- **PROBLEM DETAILS**
Pick out every line in the data below that holds "value".

Rows from a dataset
- - - -

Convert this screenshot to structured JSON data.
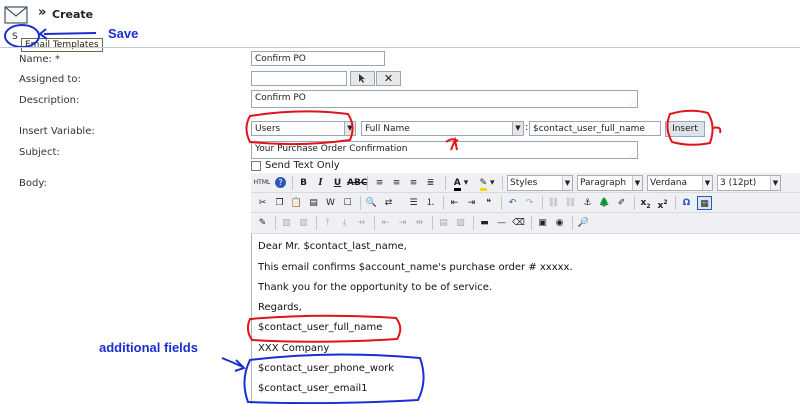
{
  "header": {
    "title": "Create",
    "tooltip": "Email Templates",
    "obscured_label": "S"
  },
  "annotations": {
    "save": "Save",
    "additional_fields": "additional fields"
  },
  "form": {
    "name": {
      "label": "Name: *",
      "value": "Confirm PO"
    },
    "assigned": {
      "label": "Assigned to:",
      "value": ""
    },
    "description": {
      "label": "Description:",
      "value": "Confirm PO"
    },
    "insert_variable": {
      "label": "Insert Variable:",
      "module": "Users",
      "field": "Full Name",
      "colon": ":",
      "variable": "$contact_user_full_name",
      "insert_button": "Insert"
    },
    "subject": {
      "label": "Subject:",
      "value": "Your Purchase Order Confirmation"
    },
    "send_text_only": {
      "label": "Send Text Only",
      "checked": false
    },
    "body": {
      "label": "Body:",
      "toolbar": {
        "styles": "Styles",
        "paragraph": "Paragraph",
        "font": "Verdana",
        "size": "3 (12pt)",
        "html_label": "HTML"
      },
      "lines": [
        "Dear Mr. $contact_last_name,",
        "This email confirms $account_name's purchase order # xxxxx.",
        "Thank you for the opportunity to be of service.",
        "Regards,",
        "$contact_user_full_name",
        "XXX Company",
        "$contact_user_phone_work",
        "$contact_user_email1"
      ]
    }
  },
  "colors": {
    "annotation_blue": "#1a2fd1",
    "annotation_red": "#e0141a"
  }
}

- - - -

- **WRITTEN RESPONSE**
      "value": "Confirm PO"
      "value": ""
      "value": "Confirm PO"
      "value": "Your Purchase Order Confirmation"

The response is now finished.